----- Information shown
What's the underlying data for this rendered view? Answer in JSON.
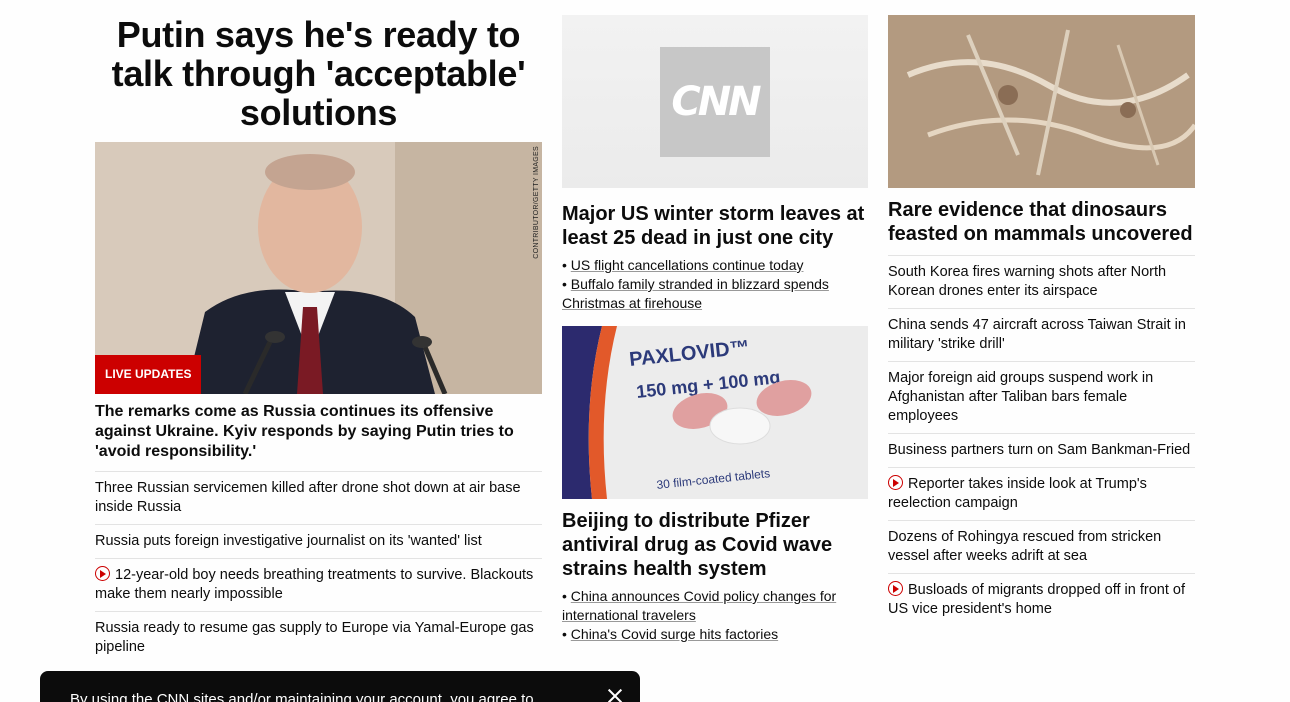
{
  "hero": {
    "title": "Putin says he's ready to talk through 'acceptable' solutions",
    "image_credit": "CONTRIBUTOR/GETTY IMAGES",
    "badge": "LIVE UPDATES",
    "summary": "The remarks come as Russia continues its offensive against Ukraine. Kyiv responds by saying Putin tries to 'avoid responsibility.'",
    "links": [
      {
        "text": "Three Russian servicemen killed after drone shot down at air base inside Russia",
        "video": false
      },
      {
        "text": "Russia puts foreign investigative journalist on its 'wanted' list",
        "video": false
      },
      {
        "text": "12-year-old boy needs breathing treatments to survive. Blackouts make them nearly impossible",
        "video": true
      },
      {
        "text": "Russia ready to resume gas supply to Europe via Yamal-Europe gas pipeline",
        "video": false
      }
    ]
  },
  "col2": {
    "storm": {
      "logo_text": "CNN",
      "title": "Major US winter storm leaves at least 25 dead in just one city",
      "bullets": [
        "US flight cancellations continue today",
        "Buffalo family stranded in blizzard spends Christmas at firehouse"
      ]
    },
    "covid": {
      "image_text": [
        "PAXLOVID™",
        "150 mg + 100 mg",
        "30 film-coated tablets"
      ],
      "title": "Beijing to distribute Pfizer antiviral drug as Covid wave strains health system",
      "bullets": [
        "China announces Covid policy changes for international travelers",
        "China's Covid surge hits factories"
      ]
    }
  },
  "col3": {
    "title": "Rare evidence that dinosaurs feasted on mammals uncovered",
    "links": [
      {
        "text": "South Korea fires warning shots after North Korean drones enter its airspace",
        "video": false
      },
      {
        "text": "China sends 47 aircraft across Taiwan Strait in military 'strike drill'",
        "video": false
      },
      {
        "text": "Major foreign aid groups suspend work in Afghanistan after Taliban bars female employees",
        "video": false
      },
      {
        "text": "Business partners turn on Sam Bankman-Fried",
        "video": false
      },
      {
        "text": "Reporter takes inside look at Trump's reelection campaign",
        "video": true
      },
      {
        "text": "Dozens of Rohingya rescued from stricken vessel after weeks adrift at sea",
        "video": false
      },
      {
        "text": "Busloads of migrants dropped off in front of US vice president's home",
        "video": true
      }
    ]
  },
  "cookie": {
    "text": "By using the CNN sites and/or maintaining your account, you agree to"
  },
  "colors": {
    "accent": "#cc0000",
    "text": "#0c0c0c",
    "divider": "#e3e3e3"
  }
}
----------
Going through the listing above, count the lines in which the word "Putin" appears, and give only the number.

Response to the task.
2